→ Exercise brief:
Each line that holds the word "data" should be returned.

Stored records
------------------------
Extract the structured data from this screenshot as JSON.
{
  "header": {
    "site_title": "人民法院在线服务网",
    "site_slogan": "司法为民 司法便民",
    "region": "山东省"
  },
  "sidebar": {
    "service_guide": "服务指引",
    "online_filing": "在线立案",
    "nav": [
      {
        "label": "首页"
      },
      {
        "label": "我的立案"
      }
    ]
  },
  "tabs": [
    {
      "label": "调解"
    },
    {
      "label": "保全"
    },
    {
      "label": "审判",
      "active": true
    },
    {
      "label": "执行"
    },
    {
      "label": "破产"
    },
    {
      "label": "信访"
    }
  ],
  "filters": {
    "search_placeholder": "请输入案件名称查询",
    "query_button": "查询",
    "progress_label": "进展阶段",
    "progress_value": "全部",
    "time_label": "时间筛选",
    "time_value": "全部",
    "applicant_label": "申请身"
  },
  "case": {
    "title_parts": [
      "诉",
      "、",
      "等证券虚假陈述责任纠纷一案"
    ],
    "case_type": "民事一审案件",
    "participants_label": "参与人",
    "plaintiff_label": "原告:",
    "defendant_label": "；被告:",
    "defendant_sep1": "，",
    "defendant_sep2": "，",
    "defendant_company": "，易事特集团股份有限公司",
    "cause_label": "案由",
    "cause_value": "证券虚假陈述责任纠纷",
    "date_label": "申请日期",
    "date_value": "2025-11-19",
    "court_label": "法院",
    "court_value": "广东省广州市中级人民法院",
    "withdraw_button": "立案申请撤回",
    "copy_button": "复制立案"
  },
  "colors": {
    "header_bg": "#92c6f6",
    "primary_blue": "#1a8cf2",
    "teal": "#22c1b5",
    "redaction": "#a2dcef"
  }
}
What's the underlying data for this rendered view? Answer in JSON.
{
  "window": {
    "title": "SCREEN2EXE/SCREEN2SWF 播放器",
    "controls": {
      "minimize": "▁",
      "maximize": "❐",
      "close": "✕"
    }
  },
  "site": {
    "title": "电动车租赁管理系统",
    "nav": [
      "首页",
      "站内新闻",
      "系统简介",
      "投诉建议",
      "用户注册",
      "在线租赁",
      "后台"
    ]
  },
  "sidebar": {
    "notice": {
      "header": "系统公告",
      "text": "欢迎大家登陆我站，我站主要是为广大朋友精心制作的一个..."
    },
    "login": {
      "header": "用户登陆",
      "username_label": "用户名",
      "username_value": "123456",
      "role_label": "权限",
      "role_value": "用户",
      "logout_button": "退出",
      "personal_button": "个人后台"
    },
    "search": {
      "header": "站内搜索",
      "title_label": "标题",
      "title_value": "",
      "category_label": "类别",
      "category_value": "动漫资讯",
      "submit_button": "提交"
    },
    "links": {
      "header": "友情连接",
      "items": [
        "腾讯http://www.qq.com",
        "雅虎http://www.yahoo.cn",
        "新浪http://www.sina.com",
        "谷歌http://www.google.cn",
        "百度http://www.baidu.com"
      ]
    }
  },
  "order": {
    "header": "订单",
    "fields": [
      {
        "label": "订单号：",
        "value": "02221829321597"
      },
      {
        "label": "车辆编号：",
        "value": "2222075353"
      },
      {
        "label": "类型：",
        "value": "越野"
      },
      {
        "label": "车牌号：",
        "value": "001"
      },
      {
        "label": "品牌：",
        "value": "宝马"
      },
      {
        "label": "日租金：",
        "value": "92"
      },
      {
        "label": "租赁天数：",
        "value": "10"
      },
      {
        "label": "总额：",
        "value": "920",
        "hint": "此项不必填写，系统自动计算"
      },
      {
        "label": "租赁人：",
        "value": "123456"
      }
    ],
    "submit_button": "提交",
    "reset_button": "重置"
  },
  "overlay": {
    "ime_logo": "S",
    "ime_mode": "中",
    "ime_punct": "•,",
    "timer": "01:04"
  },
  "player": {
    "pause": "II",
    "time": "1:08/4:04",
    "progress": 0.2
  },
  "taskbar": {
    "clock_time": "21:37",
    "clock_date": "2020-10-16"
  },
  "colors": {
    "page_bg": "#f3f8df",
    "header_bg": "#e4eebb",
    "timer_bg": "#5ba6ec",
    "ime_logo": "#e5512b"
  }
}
------------------------
→ Answer to the problem:
Extract the structured data from this screenshot as JSON.
What's the underlying data for this rendered view? Answer in JSON.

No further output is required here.